- Exercise -
An exact copy of all the data is required, with pictures left out.

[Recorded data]
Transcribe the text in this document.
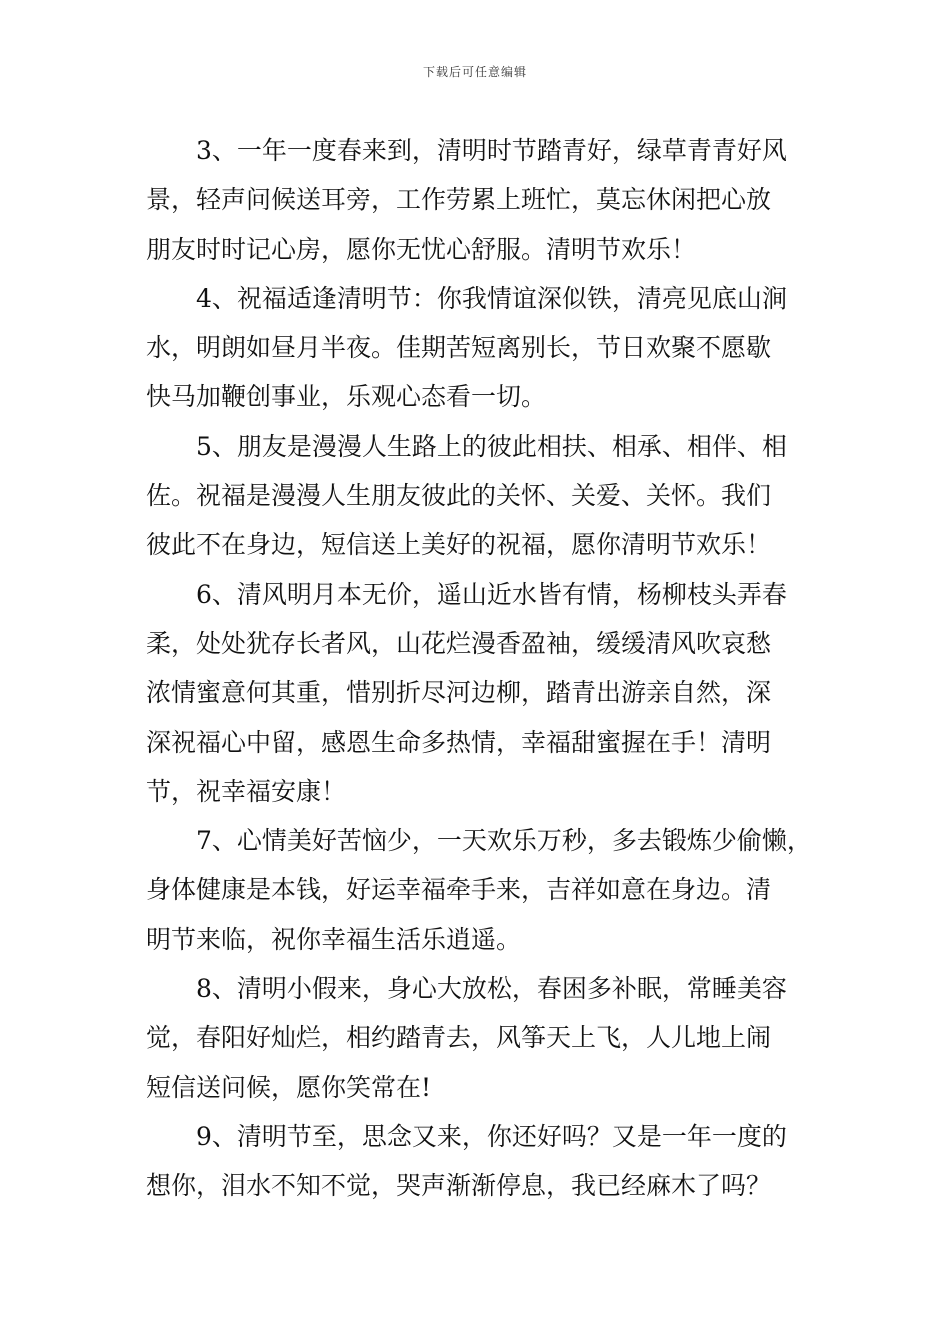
下载后可任意编辑
3、一年一度春来到，清明时节踏青好，绿草青青好风
景，轻声问候送耳旁，工作劳累上班忙，莫忘休闲把心放
朋友时时记心房，愿你无忧心舒服。清明节欢乐！
4、祝福适逢清明节：你我情谊深似铁，清亮见底山涧
水，明朗如昼月半夜。佳期苦短离别长，节日欢聚不愿歇
快马加鞭创事业，乐观心态看一切。
5、朋友是漫漫人生路上的彼此相扶、相承、相伴、相
佐。祝福是漫漫人生朋友彼此的关怀、关爱、关怀。我们
彼此不在身边，短信送上美好的祝福，愿你清明节欢乐！
6、清风明月本无价，遥山近水皆有情，杨柳枝头弄春
柔，处处犹存长者风，山花烂漫香盈袖，缓缓清风吹哀愁
浓情蜜意何其重，惜别折尽河边柳，踏青出游亲自然，深
深祝福心中留，感恩生命多热情，幸福甜蜜握在手！清明
节，祝幸福安康！
7、心情美好苦恼少，一天欢乐万秒，多去锻炼少偷懒，
身体健康是本钱，好运幸福牵手来，吉祥如意在身边。清
明节来临，祝你幸福生活乐逍遥。
8、清明小假来，身心大放松，春困多补眠，常睡美容
觉，春阳好灿烂，相约踏青去，风筝天上飞，人儿地上闹
短信送问候，愿你笑常在!
9、清明节至，思念又来，你还好吗？又是一年一度的
想你，泪水不知不觉，哭声渐渐停息，我已经麻木了吗？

- Finished exercise -
Transcribe the text in this document.
下载后可任意编辑
3、一年一度春来到，清明时节踏青好，绿草青青好风
景，轻声问候送耳旁，工作劳累上班忙，莫忘休闲把心放
朋友时时记心房，愿你无忧心舒服。清明节欢乐！
4、祝福适逢清明节：你我情谊深似铁，清亮见底山涧
水，明朗如昼月半夜。佳期苦短离别长，节日欢聚不愿歇
快马加鞭创事业，乐观心态看一切。
5、朋友是漫漫人生路上的彼此相扶、相承、相伴、相
佐。祝福是漫漫人生朋友彼此的关怀、关爱、关怀。我们
彼此不在身边，短信送上美好的祝福，愿你清明节欢乐！
6、清风明月本无价，遥山近水皆有情，杨柳枝头弄春
柔，处处犹存长者风，山花烂漫香盈袖，缓缓清风吹哀愁
浓情蜜意何其重，惜别折尽河边柳，踏青出游亲自然，深
深祝福心中留，感恩生命多热情，幸福甜蜜握在手！清明
节，祝幸福安康！
7、心情美好苦恼少，一天欢乐万秒，多去锻炼少偷懒，
身体健康是本钱，好运幸福牵手来，吉祥如意在身边。清
明节来临，祝你幸福生活乐逍遥。
8、清明小假来，身心大放松，春困多补眠，常睡美容
觉，春阳好灿烂，相约踏青去，风筝天上飞，人儿地上闹
短信送问候，愿你笑常在!
9、清明节至，思念又来，你还好吗？又是一年一度的
想你，泪水不知不觉，哭声渐渐停息，我已经麻木了吗？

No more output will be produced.